| Given request |
In the records below, find each line with the word "dates" and copy it.

| Data for this task |
== == ==

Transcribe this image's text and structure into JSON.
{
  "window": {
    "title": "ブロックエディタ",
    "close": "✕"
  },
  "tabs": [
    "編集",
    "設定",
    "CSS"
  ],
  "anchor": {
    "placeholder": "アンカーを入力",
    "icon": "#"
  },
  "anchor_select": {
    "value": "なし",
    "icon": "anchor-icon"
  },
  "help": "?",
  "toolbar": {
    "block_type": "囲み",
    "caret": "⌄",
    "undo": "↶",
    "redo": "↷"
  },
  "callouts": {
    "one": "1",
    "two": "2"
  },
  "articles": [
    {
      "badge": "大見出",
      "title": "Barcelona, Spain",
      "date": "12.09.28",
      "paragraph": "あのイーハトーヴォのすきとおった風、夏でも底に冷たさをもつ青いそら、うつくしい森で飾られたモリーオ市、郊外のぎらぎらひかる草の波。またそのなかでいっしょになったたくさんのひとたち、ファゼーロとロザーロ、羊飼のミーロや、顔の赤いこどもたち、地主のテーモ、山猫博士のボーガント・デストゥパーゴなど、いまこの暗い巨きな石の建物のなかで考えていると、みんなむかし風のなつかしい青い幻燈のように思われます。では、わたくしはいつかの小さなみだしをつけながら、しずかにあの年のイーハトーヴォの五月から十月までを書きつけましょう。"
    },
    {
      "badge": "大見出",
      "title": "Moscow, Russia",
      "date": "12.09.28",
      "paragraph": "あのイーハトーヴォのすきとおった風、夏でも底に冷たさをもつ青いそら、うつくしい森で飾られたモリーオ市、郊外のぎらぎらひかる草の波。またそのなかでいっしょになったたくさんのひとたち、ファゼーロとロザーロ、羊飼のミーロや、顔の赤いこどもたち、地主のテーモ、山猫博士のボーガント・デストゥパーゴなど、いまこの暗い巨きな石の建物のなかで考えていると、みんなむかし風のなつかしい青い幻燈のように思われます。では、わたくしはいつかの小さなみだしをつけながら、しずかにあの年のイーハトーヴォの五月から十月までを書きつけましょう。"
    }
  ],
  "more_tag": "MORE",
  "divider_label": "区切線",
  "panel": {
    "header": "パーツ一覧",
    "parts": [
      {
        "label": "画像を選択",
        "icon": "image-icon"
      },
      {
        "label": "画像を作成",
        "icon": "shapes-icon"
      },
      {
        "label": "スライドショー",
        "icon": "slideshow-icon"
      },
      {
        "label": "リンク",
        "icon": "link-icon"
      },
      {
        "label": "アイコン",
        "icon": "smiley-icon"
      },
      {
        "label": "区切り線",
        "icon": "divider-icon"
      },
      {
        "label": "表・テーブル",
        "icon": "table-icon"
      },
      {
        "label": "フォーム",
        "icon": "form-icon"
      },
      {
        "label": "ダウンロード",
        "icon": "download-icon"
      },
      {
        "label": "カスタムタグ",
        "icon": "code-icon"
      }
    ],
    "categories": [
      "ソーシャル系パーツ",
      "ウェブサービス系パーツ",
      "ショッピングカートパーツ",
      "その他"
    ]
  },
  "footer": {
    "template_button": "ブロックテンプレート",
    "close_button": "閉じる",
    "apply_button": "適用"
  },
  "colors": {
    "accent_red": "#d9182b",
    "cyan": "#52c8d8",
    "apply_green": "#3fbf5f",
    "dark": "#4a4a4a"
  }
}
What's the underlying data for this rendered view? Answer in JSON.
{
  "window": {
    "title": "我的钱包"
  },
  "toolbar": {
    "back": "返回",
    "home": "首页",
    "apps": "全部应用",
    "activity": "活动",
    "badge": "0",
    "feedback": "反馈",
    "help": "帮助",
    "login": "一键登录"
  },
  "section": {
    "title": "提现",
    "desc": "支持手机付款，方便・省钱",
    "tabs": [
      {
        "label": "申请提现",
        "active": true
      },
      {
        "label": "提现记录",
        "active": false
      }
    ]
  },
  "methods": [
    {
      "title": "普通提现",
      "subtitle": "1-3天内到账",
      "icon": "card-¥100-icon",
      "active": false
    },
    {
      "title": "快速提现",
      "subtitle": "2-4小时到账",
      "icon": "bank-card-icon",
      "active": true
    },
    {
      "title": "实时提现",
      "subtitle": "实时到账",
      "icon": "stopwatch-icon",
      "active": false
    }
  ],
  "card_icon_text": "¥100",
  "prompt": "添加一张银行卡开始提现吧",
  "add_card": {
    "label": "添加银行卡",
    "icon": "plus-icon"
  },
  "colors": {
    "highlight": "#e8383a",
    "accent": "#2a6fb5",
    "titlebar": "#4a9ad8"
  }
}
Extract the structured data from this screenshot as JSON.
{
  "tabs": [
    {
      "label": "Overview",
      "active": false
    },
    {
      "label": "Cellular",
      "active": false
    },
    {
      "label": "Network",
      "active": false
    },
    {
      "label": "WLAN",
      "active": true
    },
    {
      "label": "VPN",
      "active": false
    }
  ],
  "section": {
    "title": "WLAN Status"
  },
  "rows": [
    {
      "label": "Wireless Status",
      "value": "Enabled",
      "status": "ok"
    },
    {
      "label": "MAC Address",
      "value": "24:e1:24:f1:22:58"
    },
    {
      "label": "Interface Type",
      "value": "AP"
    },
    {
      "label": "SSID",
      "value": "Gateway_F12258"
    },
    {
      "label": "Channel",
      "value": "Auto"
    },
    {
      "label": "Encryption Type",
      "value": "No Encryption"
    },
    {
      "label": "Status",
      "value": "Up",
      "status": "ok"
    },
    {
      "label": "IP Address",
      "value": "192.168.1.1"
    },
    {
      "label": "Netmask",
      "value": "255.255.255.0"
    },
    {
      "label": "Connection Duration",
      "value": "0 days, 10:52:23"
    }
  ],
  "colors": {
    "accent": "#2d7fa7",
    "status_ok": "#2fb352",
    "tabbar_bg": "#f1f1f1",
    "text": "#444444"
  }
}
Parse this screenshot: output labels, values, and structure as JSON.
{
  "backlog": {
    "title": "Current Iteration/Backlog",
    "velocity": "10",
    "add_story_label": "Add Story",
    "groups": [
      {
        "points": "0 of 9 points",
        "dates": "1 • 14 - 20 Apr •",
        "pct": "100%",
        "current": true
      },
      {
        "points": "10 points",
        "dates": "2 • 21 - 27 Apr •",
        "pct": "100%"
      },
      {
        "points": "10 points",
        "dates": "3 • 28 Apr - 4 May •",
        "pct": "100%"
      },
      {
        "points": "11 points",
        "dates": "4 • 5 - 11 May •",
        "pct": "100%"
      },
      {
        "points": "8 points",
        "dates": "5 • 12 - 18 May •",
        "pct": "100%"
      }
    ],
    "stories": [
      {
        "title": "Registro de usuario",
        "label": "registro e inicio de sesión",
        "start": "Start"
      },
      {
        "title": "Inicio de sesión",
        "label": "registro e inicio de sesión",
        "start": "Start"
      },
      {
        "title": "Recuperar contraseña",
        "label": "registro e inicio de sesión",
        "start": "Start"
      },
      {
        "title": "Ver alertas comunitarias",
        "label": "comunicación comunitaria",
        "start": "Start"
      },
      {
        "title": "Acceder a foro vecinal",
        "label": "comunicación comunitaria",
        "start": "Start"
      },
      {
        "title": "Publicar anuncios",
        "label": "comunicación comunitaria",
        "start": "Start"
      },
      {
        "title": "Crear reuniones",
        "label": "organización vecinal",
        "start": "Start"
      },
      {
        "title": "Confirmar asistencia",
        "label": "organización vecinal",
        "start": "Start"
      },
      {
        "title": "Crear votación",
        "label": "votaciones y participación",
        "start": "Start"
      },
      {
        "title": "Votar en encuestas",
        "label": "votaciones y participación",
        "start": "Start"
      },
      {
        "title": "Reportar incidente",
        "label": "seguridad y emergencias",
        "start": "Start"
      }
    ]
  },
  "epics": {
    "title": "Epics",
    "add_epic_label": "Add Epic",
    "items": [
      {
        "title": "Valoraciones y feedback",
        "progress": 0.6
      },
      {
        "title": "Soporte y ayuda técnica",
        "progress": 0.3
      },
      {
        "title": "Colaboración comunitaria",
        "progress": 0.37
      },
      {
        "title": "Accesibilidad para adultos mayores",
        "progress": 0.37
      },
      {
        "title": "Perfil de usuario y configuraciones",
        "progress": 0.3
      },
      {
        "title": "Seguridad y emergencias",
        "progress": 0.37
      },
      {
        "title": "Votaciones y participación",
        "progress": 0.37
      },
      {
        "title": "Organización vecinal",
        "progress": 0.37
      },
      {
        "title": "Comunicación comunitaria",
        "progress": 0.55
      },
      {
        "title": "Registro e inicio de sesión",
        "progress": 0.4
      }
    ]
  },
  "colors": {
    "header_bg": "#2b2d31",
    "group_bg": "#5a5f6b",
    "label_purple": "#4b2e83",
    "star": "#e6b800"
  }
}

== == ==

| Completed task |
        "dates": "1 • 14 - 20 Apr •",
        "dates": "2 • 21 - 27 Apr •",
        "dates": "3 • 28 Apr - 4 May •",
        "dates": "4 • 5 - 11 May •",
        "dates": "5 • 12 - 18 May •",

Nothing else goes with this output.